## Written exercise
In the records below, work out how many lines hold the word "công". Report the number alone.

## Rows from a figure dataset

• • •

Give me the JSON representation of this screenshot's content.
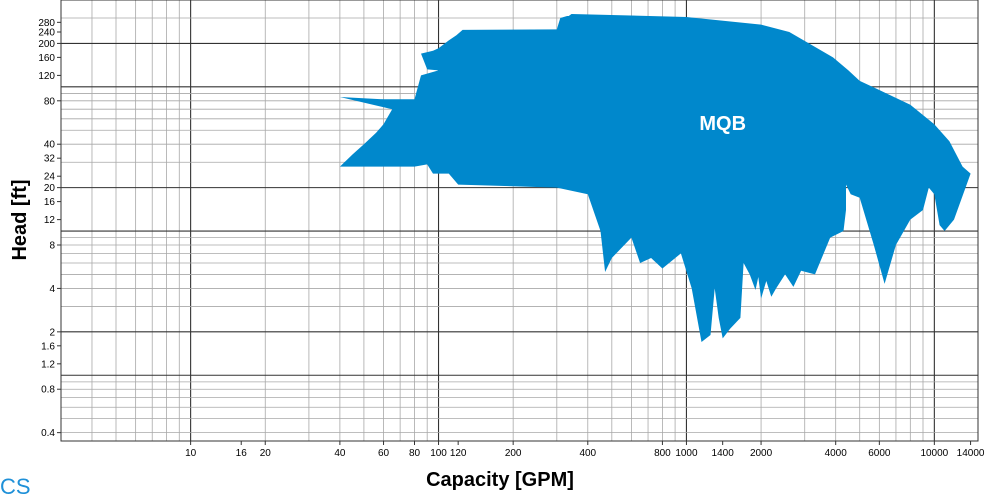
{
  "chart_data": {
    "type": "area",
    "title": "",
    "xlabel": "Capacity [GPM]",
    "ylabel": "Head [ft]",
    "x_scale": "log",
    "y_scale": "log",
    "xlim": [
      3,
      15000
    ],
    "ylim": [
      0.35,
      400
    ],
    "grid": true,
    "x_ticks": [
      10,
      16,
      20,
      40,
      60,
      80,
      100,
      120,
      200,
      400,
      800,
      1000,
      1400,
      2000,
      4000,
      6000,
      10000,
      14000
    ],
    "y_ticks": [
      0.4,
      0.8,
      1.2,
      1.6,
      2,
      4,
      8,
      12,
      16,
      20,
      24,
      32,
      40,
      80,
      120,
      160,
      200,
      240,
      280
    ],
    "region_color": "#0088cc",
    "series": [
      {
        "name": "MQB",
        "polygon": [
          [
            335,
            310
          ],
          [
            344,
            320
          ],
          [
            1000,
            305
          ],
          [
            2000,
            270
          ],
          [
            2600,
            240
          ],
          [
            3200,
            195
          ],
          [
            3900,
            160
          ],
          [
            4500,
            130
          ],
          [
            5000,
            110
          ],
          [
            6000,
            95
          ],
          [
            8000,
            75
          ],
          [
            10000,
            55
          ],
          [
            11500,
            42
          ],
          [
            13000,
            28
          ],
          [
            14000,
            25
          ],
          [
            12000,
            12
          ],
          [
            11000,
            10
          ],
          [
            10500,
            11
          ],
          [
            10000,
            18
          ],
          [
            9500,
            20
          ],
          [
            9000,
            14
          ],
          [
            8000,
            12
          ],
          [
            7000,
            8
          ],
          [
            6300,
            4.3
          ],
          [
            5700,
            8
          ],
          [
            5000,
            17
          ],
          [
            4600,
            18
          ],
          [
            4400,
            21
          ],
          [
            4400,
            14
          ],
          [
            4300,
            10
          ],
          [
            3800,
            9
          ],
          [
            3300,
            5
          ],
          [
            2900,
            5.3
          ],
          [
            2700,
            4.1
          ],
          [
            2500,
            5
          ],
          [
            2300,
            4
          ],
          [
            2200,
            3.5
          ],
          [
            2100,
            4.5
          ],
          [
            2000,
            3.4
          ],
          [
            1950,
            4.8
          ],
          [
            1900,
            3.9
          ],
          [
            1800,
            5
          ],
          [
            1700,
            6
          ],
          [
            1650,
            2.5
          ],
          [
            1500,
            2.1
          ],
          [
            1400,
            1.8
          ],
          [
            1350,
            2.5
          ],
          [
            1300,
            4
          ],
          [
            1250,
            1.9
          ],
          [
            1150,
            1.7
          ],
          [
            1050,
            4
          ],
          [
            950,
            7
          ],
          [
            800,
            5.5
          ],
          [
            720,
            6.5
          ],
          [
            650,
            6
          ],
          [
            600,
            9
          ],
          [
            500,
            6.5
          ],
          [
            470,
            5.2
          ],
          [
            450,
            10
          ],
          [
            400,
            18
          ],
          [
            300,
            20
          ],
          [
            120,
            21
          ],
          [
            110,
            25
          ],
          [
            95,
            25
          ],
          [
            90,
            29
          ],
          [
            80,
            28
          ],
          [
            40,
            28
          ],
          [
            45,
            34
          ],
          [
            50,
            40
          ],
          [
            56,
            48
          ],
          [
            60,
            55
          ],
          [
            65,
            70
          ],
          [
            40,
            85
          ],
          [
            60,
            82
          ],
          [
            80,
            82
          ],
          [
            85,
            120
          ],
          [
            100,
            130
          ],
          [
            90,
            132
          ],
          [
            85,
            170
          ],
          [
            95,
            178
          ],
          [
            100,
            185
          ],
          [
            110,
            210
          ],
          [
            118,
            228
          ],
          [
            125,
            248
          ],
          [
            300,
            250
          ],
          [
            310,
            300
          ],
          [
            330,
            310
          ]
        ]
      }
    ],
    "annotations": [
      "MQB"
    ]
  },
  "corner_text": "CS"
}
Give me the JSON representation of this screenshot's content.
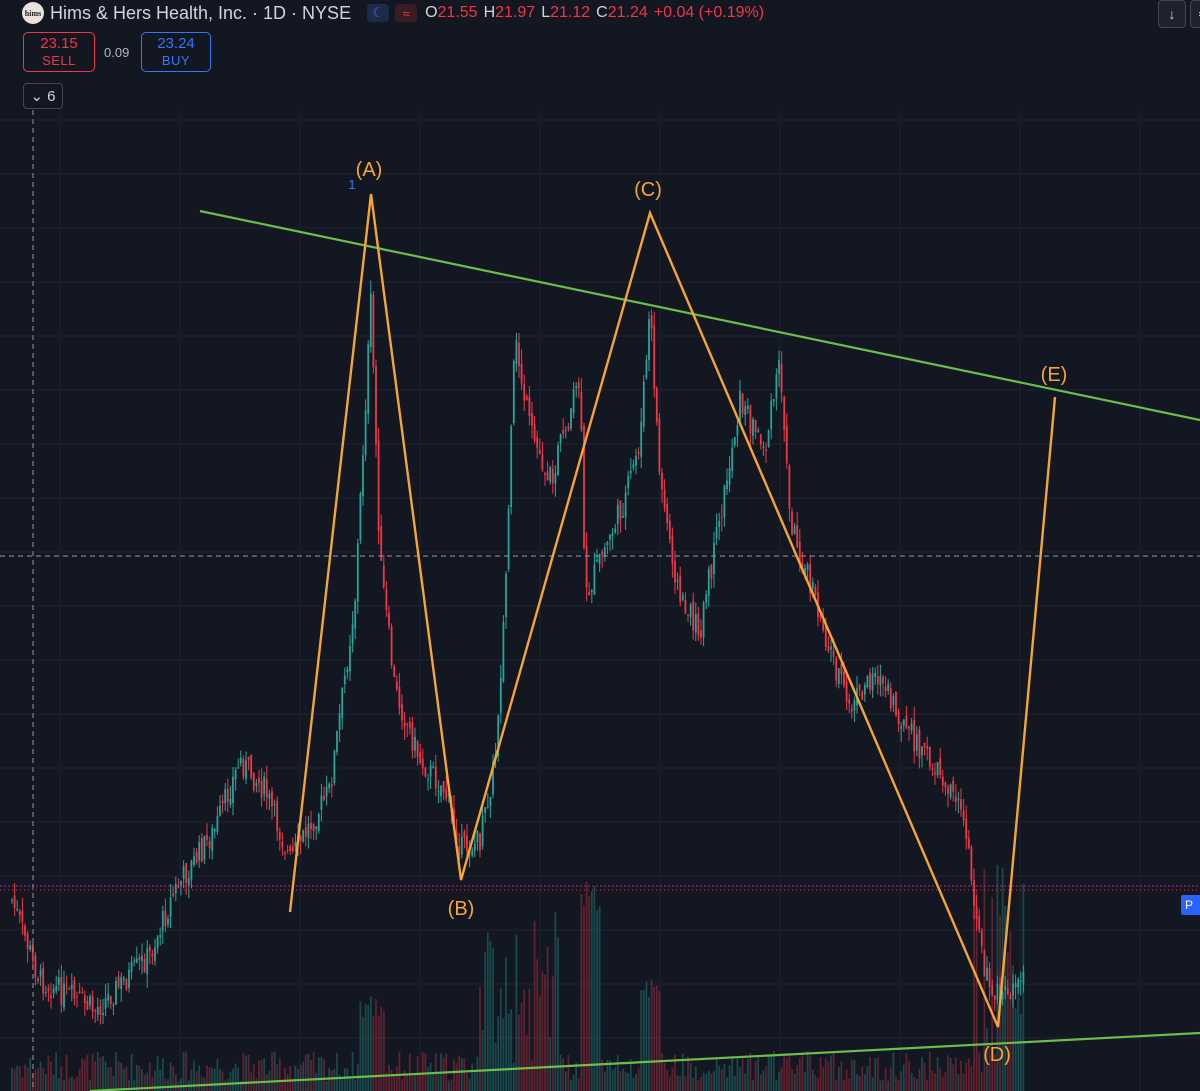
{
  "header": {
    "logo_text": "hims",
    "title": "Hims & Hers Health, Inc. · 1D · NYSE",
    "moon_icon": "moon-icon",
    "wave_icon": "approx-wave-icon",
    "ohlc": [
      {
        "key": "O",
        "value": "21.55"
      },
      {
        "key": "H",
        "value": "21.97"
      },
      {
        "key": "L",
        "value": "21.12"
      },
      {
        "key": "C",
        "value": "21.24"
      }
    ],
    "change": "+0.04 (+0.19%)"
  },
  "trade": {
    "sell_price": "23.15",
    "sell_label": "SELL",
    "spread": "0.09",
    "buy_price": "23.24",
    "buy_label": "BUY"
  },
  "indicators": {
    "count": "6"
  },
  "toolbar": {
    "scroll_down_icon": "arrow-down-icon"
  },
  "price_tag": "P",
  "colors": {
    "background": "#131722",
    "up": "#26a69a",
    "down": "#f23645",
    "wave": "#f7a531",
    "trendline": "#6abf4b"
  },
  "chart_data": {
    "type": "candlestick",
    "title": "Hims & Hers Health, Inc. · 1D · NYSE",
    "xlabel": "",
    "ylabel": "",
    "grid": true,
    "wave_labels": [
      "(A)",
      "(B)",
      "(C)",
      "(D)",
      "(E)"
    ],
    "marker_label": "1",
    "pattern": "contracting triangle (A)-(B)-(C)-(D)-(E) between two trendlines",
    "ohlc_last": {
      "open": 21.55,
      "high": 21.97,
      "low": 21.12,
      "close": 21.24,
      "change": 0.04,
      "change_pct": 0.19
    }
  }
}
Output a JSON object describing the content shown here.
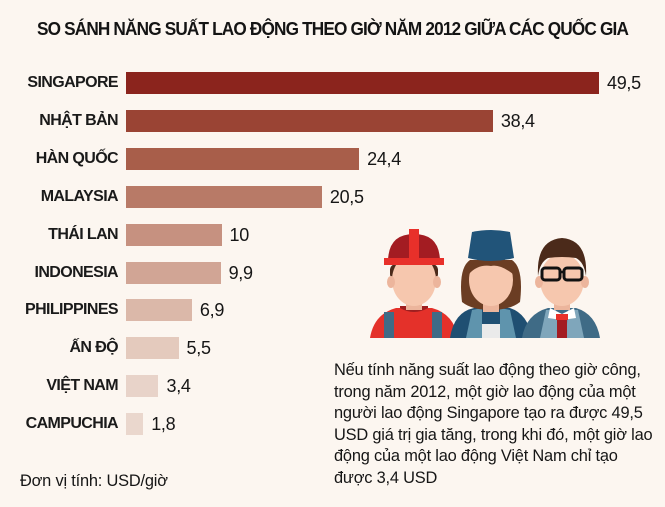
{
  "title": "SO SÁNH NĂNG SUẤT LAO ĐỘNG THEO GIỜ NĂM 2012 GIỮA CÁC QUỐC GIA",
  "unit_label": "Đơn vị tính: USD/giờ",
  "note": "Nếu tính năng suất lao động theo giờ công, trong năm 2012, một giờ lao động của một người lao động Singapore tạo ra được 49,5 USD giá trị gia tăng, trong khi đó, một giờ lao động của một lao động Việt Nam chỉ tạo được 3,4 USD",
  "illustration": "three-workers-illustration",
  "rows": [
    {
      "label": "SINGAPORE",
      "value": 49.5,
      "display": "49,5",
      "color": "#8b241d"
    },
    {
      "label": "NHẬT BẢN",
      "value": 38.4,
      "display": "38,4",
      "color": "#9a4434"
    },
    {
      "label": "HÀN QUỐC",
      "value": 24.4,
      "display": "24,4",
      "color": "#a85e4a"
    },
    {
      "label": "MALAYSIA",
      "value": 20.5,
      "display": "20,5",
      "color": "#b87a67"
    },
    {
      "label": "THÁI LAN",
      "value": 10,
      "display": "10",
      "color": "#c69180"
    },
    {
      "label": "INDONESIA",
      "value": 9.9,
      "display": "9,9",
      "color": "#d1a595"
    },
    {
      "label": "PHILIPPINES",
      "value": 6.9,
      "display": "6,9",
      "color": "#dbb8a9"
    },
    {
      "label": "ẤN ĐỘ",
      "value": 5.5,
      "display": "5,5",
      "color": "#e4cabd"
    },
    {
      "label": "VIỆT NAM",
      "value": 3.4,
      "display": "3,4",
      "color": "#e8d3c9"
    },
    {
      "label": "CAMPUCHIA",
      "value": 1.8,
      "display": "1,8",
      "color": "#ead7cd"
    }
  ],
  "chart_data": {
    "type": "bar",
    "orientation": "horizontal",
    "title": "SO SÁNH NĂNG SUẤT LAO ĐỘNG THEO GIỜ NĂM 2012 GIỮA CÁC QUỐC GIA",
    "categories": [
      "SINGAPORE",
      "NHẬT BẢN",
      "HÀN QUỐC",
      "MALAYSIA",
      "THÁI LAN",
      "INDONESIA",
      "PHILIPPINES",
      "ẤN ĐỘ",
      "VIỆT NAM",
      "CAMPUCHIA"
    ],
    "values": [
      49.5,
      38.4,
      24.4,
      20.5,
      10,
      9.9,
      6.9,
      5.5,
      3.4,
      1.8
    ],
    "data_labels": [
      "49,5",
      "38,4",
      "24,4",
      "20,5",
      "10",
      "9,9",
      "6,9",
      "5,5",
      "3,4",
      "1,8"
    ],
    "xlabel": "",
    "ylabel": "",
    "unit": "USD/giờ",
    "grid": false,
    "legend": null,
    "annotations": [
      "Đơn vị tính: USD/giờ",
      "Nếu tính năng suất lao động theo giờ công, trong năm 2012, một giờ lao động của một người lao động Singapore tạo ra được 49,5 USD giá trị gia tăng, trong khi đó, một giờ lao động của một lao động Việt Nam chỉ tạo được 3,4 USD"
    ]
  }
}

• • •

## Written response
2